## Start INFORMATION SUPPLIED

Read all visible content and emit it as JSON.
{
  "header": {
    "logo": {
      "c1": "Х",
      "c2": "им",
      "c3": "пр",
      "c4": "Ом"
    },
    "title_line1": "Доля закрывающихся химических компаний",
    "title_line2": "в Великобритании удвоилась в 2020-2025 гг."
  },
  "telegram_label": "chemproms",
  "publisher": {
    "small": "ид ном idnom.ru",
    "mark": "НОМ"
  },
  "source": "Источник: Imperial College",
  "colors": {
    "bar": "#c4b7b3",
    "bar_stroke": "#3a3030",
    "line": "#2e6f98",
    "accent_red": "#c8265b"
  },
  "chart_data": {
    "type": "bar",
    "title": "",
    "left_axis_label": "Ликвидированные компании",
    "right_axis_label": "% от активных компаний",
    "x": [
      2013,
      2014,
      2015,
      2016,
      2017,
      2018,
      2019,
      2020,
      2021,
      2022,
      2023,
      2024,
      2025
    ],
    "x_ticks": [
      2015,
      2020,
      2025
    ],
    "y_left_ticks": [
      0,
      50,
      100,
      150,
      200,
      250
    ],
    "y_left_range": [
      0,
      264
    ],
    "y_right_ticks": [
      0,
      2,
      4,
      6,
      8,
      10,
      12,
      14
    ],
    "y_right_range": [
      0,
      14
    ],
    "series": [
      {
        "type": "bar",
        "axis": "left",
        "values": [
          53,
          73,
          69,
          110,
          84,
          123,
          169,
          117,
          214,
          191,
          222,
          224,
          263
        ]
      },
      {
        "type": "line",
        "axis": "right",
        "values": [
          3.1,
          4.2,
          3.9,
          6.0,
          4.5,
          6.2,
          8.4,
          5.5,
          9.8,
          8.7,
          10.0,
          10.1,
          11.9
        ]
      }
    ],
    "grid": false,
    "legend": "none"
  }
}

## End INFORMATION SUPPLIED
## Start INFORMATION SUPPLIED

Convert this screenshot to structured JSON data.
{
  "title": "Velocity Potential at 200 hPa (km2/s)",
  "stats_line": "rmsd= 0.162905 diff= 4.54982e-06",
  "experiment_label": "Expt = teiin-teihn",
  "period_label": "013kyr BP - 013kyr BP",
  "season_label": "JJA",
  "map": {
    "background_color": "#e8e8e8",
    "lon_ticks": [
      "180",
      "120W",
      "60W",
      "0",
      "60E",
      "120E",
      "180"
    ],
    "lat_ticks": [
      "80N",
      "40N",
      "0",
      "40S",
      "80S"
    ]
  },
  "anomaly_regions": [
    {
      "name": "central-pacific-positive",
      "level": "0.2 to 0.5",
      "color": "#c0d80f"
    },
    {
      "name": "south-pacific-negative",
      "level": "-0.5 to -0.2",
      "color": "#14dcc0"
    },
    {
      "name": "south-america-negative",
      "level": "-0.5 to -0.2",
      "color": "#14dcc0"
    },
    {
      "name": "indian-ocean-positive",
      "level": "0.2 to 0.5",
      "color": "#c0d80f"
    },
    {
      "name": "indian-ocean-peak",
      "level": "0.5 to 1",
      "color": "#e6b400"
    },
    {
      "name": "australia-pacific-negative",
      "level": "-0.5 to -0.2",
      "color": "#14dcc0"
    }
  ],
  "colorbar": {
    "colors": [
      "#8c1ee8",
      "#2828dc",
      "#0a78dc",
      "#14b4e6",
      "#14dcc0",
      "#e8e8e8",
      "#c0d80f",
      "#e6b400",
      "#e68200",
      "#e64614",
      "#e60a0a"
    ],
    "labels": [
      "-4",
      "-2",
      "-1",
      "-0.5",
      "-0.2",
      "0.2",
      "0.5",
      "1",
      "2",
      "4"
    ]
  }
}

## End INFORMATION SUPPLIED
## Start INFORMATION SUPPLIED

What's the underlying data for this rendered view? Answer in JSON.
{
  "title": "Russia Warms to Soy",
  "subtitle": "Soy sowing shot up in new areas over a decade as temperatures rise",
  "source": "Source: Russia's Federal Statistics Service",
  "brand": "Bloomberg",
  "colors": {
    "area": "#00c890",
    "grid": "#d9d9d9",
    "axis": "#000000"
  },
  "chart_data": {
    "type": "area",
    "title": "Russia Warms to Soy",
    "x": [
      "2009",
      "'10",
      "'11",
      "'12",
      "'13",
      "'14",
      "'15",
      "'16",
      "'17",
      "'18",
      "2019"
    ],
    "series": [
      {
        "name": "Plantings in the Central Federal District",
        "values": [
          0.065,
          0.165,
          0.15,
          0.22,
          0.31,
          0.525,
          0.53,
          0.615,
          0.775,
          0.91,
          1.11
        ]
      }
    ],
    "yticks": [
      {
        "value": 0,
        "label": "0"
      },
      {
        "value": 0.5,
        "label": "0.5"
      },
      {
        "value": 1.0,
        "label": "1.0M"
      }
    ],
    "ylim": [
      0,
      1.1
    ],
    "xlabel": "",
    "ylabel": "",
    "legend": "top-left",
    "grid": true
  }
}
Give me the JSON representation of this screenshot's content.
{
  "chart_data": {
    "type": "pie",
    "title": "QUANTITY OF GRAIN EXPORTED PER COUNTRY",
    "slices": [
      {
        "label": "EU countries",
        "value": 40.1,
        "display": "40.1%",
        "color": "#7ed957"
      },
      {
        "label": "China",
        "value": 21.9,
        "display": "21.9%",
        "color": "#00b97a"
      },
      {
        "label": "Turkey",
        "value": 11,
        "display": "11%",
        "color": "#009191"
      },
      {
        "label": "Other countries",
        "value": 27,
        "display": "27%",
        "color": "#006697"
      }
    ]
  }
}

## End INFORMATION SUPPLIED

TASK GOAL
Each line that contains the word "Federal" counts toward the total; give only that total.

RESPONSE BELOW
2